### Requirements
For each line in the data below that holds "heart", return a copy.

*** Data rows

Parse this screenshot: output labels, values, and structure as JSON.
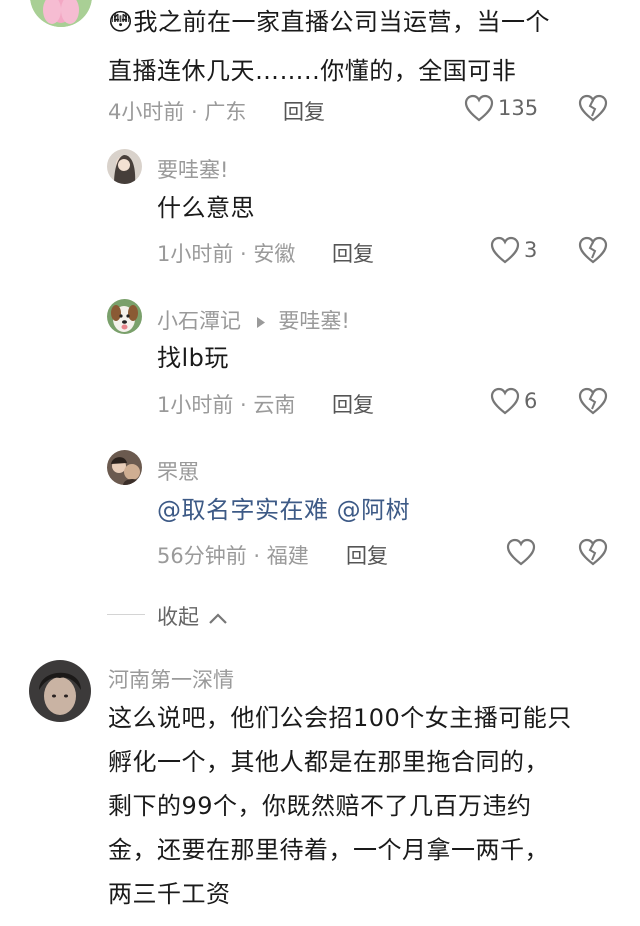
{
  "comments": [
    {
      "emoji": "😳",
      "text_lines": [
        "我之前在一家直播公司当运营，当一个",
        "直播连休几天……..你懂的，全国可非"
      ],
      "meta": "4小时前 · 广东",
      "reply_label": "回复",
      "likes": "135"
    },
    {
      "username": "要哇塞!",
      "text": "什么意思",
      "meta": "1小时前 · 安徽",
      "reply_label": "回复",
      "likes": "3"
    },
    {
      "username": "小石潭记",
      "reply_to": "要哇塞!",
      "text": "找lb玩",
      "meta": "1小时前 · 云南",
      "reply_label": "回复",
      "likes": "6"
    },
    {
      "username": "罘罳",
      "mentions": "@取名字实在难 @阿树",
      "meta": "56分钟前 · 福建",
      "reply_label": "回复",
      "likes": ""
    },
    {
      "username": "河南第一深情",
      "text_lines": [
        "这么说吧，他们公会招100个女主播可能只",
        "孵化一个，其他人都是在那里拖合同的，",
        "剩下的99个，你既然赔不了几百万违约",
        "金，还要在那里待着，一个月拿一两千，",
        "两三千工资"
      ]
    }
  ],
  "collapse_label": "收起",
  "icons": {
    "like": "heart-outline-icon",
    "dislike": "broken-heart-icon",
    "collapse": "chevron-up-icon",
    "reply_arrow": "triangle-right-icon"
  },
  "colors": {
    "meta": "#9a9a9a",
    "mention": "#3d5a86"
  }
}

******
*** Data rows

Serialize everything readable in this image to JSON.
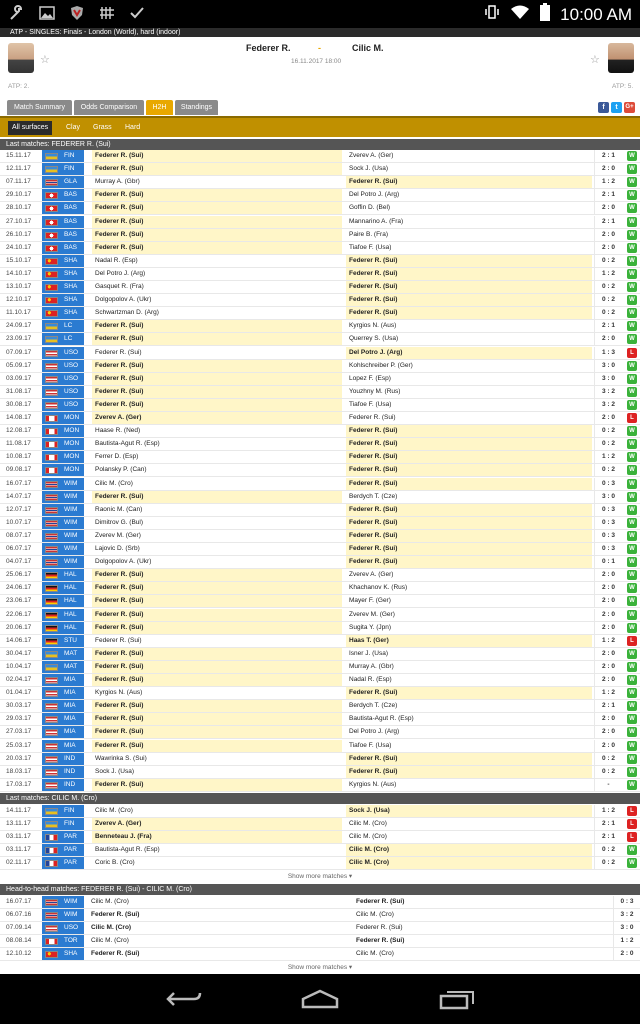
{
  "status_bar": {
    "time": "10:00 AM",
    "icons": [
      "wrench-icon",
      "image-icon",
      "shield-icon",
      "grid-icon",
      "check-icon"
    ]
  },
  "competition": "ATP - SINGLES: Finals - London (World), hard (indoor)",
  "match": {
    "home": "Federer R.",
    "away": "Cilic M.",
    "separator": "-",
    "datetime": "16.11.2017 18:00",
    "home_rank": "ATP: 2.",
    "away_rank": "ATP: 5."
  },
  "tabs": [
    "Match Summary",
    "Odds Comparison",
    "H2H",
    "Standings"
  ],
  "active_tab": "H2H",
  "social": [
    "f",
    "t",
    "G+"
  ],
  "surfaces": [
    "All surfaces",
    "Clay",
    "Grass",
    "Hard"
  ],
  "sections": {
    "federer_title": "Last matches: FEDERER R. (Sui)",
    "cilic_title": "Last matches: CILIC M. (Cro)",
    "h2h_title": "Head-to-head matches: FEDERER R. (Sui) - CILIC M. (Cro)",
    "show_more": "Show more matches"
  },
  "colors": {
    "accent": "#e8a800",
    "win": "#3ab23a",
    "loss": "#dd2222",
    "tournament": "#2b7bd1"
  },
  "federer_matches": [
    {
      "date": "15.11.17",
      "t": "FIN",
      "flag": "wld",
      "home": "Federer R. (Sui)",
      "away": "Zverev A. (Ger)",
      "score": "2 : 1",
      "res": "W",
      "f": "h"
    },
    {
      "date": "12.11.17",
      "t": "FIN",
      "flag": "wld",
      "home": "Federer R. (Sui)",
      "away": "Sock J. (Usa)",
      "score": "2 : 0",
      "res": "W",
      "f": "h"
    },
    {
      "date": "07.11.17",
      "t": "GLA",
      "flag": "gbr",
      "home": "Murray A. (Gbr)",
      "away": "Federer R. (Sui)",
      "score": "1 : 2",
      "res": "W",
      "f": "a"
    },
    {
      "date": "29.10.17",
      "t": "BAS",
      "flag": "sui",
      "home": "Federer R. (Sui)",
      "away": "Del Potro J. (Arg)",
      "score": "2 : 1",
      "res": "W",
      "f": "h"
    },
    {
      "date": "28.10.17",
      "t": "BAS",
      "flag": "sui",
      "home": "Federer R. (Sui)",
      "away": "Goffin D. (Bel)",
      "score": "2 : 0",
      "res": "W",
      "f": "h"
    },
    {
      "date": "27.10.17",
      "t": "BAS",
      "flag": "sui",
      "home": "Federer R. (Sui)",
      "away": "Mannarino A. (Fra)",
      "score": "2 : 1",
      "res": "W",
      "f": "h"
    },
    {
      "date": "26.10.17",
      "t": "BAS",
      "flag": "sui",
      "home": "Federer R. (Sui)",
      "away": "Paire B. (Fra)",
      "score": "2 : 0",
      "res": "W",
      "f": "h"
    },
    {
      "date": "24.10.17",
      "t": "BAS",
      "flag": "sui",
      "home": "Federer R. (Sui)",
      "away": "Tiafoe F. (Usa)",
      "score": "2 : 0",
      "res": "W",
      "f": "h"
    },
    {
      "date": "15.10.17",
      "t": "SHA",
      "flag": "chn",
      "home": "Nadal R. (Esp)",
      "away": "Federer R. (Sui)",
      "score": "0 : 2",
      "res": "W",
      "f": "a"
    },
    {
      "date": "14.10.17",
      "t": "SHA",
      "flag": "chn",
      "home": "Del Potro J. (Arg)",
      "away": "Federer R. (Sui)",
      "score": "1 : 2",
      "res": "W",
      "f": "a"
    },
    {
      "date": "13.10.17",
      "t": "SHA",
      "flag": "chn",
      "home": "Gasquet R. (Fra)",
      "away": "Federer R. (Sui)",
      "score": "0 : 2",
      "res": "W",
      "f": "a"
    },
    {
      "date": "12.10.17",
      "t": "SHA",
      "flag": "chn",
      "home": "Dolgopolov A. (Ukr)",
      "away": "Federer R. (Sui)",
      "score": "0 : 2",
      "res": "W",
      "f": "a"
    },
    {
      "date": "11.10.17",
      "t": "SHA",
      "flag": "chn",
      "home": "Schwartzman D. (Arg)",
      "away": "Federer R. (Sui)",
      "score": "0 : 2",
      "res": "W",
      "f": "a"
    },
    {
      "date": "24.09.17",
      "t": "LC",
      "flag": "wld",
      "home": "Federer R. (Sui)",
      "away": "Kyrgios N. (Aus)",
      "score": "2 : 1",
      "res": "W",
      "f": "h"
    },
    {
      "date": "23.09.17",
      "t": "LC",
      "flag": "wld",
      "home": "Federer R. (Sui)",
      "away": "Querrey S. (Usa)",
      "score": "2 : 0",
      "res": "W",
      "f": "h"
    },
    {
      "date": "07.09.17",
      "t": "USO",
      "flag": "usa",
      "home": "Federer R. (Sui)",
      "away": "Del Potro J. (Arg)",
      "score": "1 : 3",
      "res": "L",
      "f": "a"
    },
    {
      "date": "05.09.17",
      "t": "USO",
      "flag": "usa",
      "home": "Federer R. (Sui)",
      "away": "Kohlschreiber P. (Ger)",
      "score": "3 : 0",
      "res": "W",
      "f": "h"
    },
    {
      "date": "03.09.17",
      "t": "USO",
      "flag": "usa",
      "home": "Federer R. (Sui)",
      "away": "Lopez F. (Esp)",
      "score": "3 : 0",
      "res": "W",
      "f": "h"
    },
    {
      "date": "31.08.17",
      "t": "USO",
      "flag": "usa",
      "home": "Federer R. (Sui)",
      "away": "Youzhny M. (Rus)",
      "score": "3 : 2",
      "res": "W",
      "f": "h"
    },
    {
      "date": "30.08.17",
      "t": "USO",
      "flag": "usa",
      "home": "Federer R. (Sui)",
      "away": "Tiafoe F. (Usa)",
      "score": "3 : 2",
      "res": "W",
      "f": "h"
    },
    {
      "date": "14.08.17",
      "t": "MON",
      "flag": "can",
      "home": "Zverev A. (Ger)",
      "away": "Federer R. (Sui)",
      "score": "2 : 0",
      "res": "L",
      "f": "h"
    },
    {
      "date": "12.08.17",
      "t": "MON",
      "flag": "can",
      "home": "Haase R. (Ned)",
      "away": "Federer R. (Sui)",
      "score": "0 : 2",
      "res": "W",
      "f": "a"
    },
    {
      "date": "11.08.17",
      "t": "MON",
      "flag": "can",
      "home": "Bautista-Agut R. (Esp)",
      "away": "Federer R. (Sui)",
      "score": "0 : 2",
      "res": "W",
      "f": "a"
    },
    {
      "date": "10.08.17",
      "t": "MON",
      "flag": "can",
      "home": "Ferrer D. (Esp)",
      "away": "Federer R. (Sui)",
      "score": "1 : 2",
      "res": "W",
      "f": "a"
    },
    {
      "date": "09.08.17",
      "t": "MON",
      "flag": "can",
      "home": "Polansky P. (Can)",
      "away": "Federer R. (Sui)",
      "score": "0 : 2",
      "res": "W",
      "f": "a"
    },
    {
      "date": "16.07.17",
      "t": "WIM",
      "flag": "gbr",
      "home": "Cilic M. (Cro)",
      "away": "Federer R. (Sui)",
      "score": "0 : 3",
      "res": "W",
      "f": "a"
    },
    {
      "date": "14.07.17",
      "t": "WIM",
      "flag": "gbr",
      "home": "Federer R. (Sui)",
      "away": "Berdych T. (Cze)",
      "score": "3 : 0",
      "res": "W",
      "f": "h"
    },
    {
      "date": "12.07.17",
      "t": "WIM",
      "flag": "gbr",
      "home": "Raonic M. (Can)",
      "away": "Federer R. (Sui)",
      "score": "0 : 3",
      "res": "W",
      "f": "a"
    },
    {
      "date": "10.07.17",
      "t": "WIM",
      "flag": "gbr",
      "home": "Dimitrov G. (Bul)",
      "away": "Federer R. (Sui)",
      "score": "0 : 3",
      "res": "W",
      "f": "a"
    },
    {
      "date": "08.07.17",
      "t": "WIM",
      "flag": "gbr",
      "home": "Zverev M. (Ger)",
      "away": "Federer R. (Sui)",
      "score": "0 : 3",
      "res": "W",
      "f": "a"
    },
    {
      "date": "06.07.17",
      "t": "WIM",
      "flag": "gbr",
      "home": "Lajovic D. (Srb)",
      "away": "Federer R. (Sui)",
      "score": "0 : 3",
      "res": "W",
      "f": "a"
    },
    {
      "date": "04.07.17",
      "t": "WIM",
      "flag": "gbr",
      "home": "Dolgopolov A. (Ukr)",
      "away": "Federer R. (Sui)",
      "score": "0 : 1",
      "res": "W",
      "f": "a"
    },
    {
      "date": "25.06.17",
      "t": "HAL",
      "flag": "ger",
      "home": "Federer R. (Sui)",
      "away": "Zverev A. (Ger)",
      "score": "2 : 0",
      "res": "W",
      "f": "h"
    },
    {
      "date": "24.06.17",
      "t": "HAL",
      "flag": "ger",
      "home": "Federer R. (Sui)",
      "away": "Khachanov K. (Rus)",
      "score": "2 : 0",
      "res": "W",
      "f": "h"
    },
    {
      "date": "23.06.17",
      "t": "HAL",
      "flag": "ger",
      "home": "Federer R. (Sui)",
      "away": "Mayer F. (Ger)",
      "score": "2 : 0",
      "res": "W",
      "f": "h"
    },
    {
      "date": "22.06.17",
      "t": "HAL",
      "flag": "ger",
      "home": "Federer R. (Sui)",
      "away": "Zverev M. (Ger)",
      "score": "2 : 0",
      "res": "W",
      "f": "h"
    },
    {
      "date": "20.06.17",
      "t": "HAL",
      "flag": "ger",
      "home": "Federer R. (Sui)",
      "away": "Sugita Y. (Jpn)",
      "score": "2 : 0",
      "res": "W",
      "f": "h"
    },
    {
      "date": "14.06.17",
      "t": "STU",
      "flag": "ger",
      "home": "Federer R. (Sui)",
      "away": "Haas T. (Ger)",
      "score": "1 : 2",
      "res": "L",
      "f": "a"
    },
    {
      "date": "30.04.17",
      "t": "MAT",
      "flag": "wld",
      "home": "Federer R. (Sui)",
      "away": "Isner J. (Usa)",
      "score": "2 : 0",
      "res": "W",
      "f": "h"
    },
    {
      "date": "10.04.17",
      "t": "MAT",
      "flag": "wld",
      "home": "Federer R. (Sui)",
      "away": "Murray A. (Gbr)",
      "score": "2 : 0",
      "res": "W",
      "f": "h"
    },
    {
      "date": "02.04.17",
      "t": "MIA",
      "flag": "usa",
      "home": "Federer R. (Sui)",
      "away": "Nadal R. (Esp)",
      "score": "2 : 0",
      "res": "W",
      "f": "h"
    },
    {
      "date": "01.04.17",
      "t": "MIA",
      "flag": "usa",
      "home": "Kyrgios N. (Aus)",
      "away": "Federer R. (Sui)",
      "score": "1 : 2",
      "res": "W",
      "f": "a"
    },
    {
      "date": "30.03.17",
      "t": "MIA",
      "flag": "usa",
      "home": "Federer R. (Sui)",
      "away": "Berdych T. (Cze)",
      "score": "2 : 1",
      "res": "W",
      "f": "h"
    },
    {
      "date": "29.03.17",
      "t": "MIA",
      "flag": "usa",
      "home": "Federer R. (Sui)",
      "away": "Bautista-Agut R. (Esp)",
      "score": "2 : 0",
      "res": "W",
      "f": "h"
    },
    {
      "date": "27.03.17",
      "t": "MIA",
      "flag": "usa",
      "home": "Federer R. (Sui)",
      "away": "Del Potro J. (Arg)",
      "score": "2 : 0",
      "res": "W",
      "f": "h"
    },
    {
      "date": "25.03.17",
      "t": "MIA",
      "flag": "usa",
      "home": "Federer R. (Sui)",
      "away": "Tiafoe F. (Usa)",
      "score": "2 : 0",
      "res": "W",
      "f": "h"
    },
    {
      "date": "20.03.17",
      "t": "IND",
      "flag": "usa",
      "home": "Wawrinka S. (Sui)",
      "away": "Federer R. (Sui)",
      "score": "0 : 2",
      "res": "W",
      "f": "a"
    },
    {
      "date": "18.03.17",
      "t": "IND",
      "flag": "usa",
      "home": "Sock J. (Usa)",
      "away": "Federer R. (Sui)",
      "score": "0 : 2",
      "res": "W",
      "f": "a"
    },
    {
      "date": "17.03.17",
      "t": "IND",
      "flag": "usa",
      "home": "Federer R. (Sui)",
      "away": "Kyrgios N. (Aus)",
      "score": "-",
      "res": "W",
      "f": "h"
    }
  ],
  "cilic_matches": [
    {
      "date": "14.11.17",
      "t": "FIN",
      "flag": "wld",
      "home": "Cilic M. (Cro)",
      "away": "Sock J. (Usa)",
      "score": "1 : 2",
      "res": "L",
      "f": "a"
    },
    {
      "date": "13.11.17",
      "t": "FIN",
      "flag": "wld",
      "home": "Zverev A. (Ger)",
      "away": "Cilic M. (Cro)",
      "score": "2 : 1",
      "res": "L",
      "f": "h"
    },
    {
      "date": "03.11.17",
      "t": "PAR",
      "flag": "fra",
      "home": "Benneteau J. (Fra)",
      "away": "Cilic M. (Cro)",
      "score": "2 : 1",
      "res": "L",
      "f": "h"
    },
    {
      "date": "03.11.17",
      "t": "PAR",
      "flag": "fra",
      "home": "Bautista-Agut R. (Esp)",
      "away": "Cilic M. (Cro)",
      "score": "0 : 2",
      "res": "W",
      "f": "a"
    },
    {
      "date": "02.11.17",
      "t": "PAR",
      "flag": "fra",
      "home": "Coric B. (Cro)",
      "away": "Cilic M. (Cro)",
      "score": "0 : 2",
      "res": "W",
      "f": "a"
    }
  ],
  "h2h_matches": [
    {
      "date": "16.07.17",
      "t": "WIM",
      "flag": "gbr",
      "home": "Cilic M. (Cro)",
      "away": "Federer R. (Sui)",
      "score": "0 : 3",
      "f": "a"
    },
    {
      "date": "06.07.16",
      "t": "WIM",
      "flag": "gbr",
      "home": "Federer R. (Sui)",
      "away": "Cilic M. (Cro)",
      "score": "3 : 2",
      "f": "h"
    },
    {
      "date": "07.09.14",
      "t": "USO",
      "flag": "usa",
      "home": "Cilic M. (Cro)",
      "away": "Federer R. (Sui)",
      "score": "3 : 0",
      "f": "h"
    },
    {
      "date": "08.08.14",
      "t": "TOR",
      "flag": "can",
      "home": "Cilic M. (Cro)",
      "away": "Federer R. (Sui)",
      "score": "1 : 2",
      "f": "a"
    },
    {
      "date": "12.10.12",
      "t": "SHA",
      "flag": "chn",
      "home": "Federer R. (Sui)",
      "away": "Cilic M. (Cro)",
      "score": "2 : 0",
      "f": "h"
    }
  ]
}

******

### Solution to this exercise
    "like": "heart-outline-icon",
    "dislike": "broken-heart-icon",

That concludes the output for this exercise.